• _Exercise passage_:
When a patient comes in with itchy, swollen, and red eyelids, what is an ophthalmologist to do? Here, we cover how to approach eyelid dermatitis, and how to best sort out treatment options depending on underlying cause and severity.

The Ultimate Guide to Eyelid Dermatitis
Management of itchy, swollen, red eyelids can be a challenging diagnostic and therapeutic task for an ophthalmologist. Causes range from severe blepharitis to contact dermatitis (with a slew of possible culprits—from topical medications to environmental irritants). Below is a review of a general approach to the patient with eyelid dermatitis, and how to best sort out treatment options depending on underlying cause and severity.

An overview of eyelid dermatitis

The eyelids have a thin epidermis, a small amount of fat, and high vascular density—all qualities that make them more sensitive to allergens and irritants (e.g., shampoo can cause eyelid dermatitis while the scalp may remain relatively unaffected).1-3 Eyelid dermatitis may be bilateral, unilateral, may involve the upper and/or lower lids, or both. In addition, there may also be features of thickening from chronic rubbing and scratching.1-4 The eyelid skin may appear fissured; crusting may occur on the eyelashes.5 Approximately 25% of patients with eyelid dermatitis may have associated conjunctivitis; dermatitis may also be present elsewhere—including the neck, face, and periauricular skin.1-8 There are several different kinds of eyelid dermatitis; the most common kinds will be covered below.

• _Record excerpts_:
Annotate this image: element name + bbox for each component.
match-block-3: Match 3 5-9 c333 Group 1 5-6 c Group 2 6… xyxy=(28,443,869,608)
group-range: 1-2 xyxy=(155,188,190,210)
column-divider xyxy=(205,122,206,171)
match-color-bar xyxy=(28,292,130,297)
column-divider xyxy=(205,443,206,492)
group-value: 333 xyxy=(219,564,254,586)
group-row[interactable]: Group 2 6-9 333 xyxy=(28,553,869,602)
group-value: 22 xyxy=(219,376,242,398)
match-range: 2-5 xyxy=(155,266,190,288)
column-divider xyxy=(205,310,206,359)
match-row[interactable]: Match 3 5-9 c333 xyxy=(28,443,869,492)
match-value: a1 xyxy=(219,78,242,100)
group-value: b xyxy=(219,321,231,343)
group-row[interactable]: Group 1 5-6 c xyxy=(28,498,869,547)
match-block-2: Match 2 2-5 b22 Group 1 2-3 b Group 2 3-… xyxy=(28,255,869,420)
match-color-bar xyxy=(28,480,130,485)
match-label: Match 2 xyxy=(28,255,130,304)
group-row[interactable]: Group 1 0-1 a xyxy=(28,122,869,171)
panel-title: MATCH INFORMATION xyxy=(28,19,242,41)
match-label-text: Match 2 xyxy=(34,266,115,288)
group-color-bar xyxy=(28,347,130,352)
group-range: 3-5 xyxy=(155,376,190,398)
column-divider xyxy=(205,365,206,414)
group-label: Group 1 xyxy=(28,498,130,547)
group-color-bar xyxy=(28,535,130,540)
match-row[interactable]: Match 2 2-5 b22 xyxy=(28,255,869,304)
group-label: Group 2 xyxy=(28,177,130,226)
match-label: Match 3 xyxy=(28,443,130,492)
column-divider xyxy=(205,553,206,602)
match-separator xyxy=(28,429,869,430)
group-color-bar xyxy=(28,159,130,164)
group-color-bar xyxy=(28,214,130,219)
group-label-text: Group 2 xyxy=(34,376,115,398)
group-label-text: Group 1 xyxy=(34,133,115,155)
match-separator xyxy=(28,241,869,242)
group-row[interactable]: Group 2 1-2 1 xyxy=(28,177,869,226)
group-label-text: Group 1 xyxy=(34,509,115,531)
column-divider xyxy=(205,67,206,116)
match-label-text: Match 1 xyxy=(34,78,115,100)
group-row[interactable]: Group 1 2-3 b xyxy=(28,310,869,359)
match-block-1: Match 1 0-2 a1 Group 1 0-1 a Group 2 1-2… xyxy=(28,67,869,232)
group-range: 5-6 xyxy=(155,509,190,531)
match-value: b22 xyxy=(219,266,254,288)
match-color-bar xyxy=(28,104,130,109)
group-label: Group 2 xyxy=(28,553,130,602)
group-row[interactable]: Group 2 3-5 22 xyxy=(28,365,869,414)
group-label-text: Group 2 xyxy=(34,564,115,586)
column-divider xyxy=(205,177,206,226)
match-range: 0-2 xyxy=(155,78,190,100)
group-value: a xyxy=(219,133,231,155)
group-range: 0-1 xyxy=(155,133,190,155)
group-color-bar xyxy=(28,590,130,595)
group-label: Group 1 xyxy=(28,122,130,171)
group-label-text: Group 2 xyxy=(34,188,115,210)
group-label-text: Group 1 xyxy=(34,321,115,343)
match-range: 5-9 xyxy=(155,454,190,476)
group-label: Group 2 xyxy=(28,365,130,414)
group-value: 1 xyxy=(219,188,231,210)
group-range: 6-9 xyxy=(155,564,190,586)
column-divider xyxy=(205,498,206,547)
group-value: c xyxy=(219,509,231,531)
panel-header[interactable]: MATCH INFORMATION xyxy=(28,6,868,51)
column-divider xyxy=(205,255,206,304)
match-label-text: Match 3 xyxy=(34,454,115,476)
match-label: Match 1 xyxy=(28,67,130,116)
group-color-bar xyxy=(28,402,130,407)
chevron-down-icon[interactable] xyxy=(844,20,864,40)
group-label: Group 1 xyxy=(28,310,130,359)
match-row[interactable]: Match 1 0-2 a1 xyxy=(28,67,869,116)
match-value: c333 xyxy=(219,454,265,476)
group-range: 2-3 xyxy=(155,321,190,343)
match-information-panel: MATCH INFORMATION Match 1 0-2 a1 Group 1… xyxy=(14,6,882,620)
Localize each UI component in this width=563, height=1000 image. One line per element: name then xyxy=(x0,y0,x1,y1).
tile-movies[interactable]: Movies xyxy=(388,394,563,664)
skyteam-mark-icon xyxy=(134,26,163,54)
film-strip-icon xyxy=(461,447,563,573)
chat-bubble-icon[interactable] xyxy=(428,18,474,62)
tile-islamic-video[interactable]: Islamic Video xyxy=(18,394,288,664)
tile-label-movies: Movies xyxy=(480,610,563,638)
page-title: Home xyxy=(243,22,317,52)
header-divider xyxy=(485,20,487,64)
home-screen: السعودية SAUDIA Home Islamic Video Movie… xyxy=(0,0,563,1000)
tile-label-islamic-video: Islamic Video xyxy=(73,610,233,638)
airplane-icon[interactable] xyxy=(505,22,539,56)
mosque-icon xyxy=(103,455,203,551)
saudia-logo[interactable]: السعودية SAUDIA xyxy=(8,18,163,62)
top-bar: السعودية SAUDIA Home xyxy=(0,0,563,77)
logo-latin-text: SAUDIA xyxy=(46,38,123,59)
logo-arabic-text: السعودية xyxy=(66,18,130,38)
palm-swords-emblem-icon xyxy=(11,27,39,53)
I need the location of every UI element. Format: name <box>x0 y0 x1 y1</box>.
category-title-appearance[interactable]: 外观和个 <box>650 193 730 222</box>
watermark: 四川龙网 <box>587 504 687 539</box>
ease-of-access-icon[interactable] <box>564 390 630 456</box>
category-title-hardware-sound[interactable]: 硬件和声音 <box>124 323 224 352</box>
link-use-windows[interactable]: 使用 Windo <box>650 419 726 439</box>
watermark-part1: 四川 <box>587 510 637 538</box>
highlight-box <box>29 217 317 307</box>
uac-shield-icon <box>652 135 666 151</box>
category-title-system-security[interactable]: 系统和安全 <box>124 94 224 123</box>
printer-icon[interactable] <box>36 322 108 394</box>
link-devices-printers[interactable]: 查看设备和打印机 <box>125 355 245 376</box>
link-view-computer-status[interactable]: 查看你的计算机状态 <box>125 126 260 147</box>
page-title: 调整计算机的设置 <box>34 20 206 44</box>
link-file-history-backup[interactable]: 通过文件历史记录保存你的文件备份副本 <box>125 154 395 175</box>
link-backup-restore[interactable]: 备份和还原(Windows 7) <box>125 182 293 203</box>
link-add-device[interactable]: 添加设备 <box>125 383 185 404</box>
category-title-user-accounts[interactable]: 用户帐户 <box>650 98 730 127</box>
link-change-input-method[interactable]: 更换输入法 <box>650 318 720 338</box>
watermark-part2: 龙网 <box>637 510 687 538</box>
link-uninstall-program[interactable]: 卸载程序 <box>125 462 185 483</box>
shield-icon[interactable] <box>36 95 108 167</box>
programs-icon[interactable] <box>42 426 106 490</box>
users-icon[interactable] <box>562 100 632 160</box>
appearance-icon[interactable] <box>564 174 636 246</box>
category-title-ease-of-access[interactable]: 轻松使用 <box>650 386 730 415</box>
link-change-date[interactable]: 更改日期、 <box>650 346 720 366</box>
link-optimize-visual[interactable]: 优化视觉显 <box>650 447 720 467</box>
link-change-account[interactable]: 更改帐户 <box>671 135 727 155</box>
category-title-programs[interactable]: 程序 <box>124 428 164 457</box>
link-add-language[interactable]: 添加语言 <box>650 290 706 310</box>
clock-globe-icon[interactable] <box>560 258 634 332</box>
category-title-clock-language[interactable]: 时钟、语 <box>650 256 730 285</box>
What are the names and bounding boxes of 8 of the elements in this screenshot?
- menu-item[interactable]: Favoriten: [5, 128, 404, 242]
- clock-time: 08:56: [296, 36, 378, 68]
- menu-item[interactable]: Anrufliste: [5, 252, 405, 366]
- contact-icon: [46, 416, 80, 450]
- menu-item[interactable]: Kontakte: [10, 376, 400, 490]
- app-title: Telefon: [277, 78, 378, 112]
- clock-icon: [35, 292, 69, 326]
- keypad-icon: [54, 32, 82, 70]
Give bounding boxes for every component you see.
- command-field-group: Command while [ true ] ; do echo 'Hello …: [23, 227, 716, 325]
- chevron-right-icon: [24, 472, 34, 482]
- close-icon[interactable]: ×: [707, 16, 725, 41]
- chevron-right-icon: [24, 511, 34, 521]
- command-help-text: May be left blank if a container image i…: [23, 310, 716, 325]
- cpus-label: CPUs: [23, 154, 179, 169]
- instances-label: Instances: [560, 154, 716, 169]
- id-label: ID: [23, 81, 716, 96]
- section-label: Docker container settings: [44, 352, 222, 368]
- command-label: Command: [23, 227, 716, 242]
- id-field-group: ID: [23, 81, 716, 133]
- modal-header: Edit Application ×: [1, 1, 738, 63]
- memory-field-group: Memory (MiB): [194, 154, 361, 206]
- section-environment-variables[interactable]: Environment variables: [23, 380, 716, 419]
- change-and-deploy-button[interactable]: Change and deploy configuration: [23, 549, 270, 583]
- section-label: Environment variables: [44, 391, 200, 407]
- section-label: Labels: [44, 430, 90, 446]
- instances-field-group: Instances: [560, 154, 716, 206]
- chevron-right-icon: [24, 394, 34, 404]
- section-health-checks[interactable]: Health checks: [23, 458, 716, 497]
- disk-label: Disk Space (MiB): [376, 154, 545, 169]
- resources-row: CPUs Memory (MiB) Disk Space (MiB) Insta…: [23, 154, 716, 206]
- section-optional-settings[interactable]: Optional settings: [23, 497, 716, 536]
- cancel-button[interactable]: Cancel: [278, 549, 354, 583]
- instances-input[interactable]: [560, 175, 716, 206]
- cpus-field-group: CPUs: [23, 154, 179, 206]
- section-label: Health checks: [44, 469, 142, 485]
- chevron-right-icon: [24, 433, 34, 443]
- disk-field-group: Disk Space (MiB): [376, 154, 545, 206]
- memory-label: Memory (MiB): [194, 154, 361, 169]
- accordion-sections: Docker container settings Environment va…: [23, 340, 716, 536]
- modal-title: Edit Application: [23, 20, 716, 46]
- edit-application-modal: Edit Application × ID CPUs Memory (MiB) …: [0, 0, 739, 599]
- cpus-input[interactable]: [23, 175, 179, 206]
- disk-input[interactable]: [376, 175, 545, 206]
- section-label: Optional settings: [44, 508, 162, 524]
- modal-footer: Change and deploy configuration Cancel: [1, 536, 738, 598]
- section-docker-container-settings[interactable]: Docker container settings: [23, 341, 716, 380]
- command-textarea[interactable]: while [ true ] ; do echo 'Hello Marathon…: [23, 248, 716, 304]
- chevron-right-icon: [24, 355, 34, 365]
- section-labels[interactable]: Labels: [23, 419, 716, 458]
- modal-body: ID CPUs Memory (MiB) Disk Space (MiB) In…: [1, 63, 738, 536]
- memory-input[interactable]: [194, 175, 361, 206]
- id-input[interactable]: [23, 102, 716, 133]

• _Apply what you read_:
A - According to the eyelid dermatitis guide, roughly what share of patients with eyelid dermatitis may also have conjunctivitis?
B - Carry on the eyelid dermatitis guide from its last sentence.
The records come from a separate source.

• _Answers to the problems_:
A - Approximately 25%.

B -
Allergic contact dermatitis

Allergic eyelid dermatitis is the most common cause of eyelid dermatitis (~50% of cases) and often presents with edema, erythema, and scaling of the eyelid skin, as well as symptoms of burning and itching.2-4,8,9 The majority of patients with allergic contact eyelid dermatitis are female (80-90%).2-4,8,9 In addition, the majority of periocular dermatitis is not from direct ocular exposure, but rather indirect extraocular contact!

Common culprits

Preservatives: Preservatives such as benzalkonium chloride (BAK), which is very widely used in ophthalmic therapeutics, is also a well-known skin irritant.2-4,8,9 BAK can be found in commonly used eye drops, such as atropine, tropicamide, pilocarpine, timolol, proparacaine, phenylephrine, as well as commercially prepared artificial tears.2-4,8,9 If an allergy to BAK has been identified or is suspected, patients should be prescribed preservative-free formulations.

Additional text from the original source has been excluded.